Go through the records and extract every line with the word "title".

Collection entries
— Begin —

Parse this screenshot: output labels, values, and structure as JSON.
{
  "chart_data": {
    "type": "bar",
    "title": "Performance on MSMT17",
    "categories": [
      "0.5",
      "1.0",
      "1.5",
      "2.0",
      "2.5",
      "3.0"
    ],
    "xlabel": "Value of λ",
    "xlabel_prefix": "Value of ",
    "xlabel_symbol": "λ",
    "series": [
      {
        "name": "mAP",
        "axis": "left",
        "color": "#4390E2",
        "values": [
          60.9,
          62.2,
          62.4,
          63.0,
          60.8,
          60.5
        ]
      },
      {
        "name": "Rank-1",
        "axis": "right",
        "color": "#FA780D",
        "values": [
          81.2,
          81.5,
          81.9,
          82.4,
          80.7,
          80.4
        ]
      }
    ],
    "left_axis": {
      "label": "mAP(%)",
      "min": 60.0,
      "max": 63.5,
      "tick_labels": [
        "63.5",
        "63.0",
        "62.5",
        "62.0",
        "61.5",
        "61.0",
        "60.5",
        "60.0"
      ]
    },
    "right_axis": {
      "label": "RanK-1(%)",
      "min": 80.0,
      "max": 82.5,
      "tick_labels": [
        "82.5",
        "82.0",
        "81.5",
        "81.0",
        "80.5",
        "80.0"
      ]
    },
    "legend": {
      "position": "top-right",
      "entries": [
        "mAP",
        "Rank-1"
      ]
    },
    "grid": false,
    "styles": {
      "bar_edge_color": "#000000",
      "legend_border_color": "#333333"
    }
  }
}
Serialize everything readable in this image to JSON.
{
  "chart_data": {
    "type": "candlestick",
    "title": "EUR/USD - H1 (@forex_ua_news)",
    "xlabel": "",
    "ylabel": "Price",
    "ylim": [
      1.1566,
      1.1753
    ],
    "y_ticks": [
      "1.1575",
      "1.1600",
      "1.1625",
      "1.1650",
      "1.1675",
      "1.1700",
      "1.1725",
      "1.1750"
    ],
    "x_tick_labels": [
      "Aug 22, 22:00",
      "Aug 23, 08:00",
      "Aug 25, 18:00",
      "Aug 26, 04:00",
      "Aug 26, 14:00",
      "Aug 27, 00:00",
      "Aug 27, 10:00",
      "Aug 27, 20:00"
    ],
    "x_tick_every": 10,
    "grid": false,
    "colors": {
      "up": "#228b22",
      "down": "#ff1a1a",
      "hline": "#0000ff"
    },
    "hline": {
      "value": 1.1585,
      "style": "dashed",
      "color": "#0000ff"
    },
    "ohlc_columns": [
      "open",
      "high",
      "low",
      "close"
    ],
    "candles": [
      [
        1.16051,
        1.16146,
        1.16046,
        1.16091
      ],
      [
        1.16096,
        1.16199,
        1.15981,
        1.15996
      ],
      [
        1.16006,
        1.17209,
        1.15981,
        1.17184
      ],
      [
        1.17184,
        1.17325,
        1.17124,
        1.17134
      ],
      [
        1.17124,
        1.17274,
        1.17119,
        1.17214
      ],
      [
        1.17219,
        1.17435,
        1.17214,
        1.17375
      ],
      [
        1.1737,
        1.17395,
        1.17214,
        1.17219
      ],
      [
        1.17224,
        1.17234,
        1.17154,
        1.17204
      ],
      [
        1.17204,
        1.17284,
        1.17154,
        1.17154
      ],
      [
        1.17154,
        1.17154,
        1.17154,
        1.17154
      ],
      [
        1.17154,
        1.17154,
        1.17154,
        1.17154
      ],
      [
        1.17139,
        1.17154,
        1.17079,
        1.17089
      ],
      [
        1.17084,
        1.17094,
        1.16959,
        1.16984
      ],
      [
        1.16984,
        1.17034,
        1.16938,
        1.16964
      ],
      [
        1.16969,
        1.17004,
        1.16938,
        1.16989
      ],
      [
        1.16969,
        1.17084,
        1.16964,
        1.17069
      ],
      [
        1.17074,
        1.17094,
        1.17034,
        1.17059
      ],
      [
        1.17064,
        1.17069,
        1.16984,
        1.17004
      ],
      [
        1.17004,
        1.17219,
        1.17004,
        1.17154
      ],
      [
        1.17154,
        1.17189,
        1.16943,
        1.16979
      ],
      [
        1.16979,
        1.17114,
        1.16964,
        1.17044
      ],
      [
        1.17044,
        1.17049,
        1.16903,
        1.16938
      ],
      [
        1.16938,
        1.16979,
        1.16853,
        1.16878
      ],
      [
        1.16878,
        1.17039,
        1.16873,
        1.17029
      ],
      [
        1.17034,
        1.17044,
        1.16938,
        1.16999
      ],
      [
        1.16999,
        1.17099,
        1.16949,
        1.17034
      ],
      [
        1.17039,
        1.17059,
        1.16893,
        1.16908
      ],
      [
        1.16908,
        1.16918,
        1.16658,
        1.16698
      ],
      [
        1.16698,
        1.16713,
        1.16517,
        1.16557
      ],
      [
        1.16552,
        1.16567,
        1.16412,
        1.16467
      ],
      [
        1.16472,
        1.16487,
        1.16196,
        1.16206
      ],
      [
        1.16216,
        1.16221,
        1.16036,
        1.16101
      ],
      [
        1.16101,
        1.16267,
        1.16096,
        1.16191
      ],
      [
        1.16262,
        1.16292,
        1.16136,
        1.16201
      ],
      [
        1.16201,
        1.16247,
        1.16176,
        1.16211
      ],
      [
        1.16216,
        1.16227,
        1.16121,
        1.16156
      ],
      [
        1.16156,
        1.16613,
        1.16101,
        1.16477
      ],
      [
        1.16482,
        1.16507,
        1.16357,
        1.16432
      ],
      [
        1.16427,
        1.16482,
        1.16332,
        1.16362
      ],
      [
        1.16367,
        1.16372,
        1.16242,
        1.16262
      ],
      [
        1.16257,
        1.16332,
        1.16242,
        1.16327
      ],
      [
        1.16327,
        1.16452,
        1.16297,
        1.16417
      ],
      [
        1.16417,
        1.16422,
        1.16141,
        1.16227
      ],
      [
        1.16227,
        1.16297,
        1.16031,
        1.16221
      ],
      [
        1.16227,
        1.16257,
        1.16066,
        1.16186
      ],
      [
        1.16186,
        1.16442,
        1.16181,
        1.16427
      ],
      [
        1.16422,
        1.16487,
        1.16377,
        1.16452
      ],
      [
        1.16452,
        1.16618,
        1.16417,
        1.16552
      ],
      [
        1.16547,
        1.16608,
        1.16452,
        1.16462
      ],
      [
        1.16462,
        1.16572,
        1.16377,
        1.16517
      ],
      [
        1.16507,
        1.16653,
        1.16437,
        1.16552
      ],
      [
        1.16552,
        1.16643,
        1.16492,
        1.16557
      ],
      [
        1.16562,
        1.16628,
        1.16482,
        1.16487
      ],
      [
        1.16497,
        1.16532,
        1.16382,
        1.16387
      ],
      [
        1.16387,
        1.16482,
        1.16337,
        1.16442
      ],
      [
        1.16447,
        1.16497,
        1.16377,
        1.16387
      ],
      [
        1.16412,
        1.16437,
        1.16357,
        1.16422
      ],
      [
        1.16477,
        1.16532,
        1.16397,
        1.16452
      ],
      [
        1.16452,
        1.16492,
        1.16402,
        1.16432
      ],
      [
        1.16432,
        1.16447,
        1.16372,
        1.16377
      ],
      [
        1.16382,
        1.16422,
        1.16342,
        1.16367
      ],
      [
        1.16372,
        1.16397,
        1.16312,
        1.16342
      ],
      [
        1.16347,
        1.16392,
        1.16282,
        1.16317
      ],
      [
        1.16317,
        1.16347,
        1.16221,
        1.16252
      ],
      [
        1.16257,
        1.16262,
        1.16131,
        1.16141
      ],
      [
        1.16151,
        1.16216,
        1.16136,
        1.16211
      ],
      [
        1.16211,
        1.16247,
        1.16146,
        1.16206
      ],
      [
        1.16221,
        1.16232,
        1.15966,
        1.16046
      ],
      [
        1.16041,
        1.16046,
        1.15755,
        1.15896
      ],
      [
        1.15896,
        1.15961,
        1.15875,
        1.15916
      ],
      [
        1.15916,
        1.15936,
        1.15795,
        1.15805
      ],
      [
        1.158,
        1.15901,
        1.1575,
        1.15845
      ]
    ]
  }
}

— End —

__The output__:
    "title": "Performance on MSMT17",
    "title": "EUR/USD - H1 (@forex_ua_news)",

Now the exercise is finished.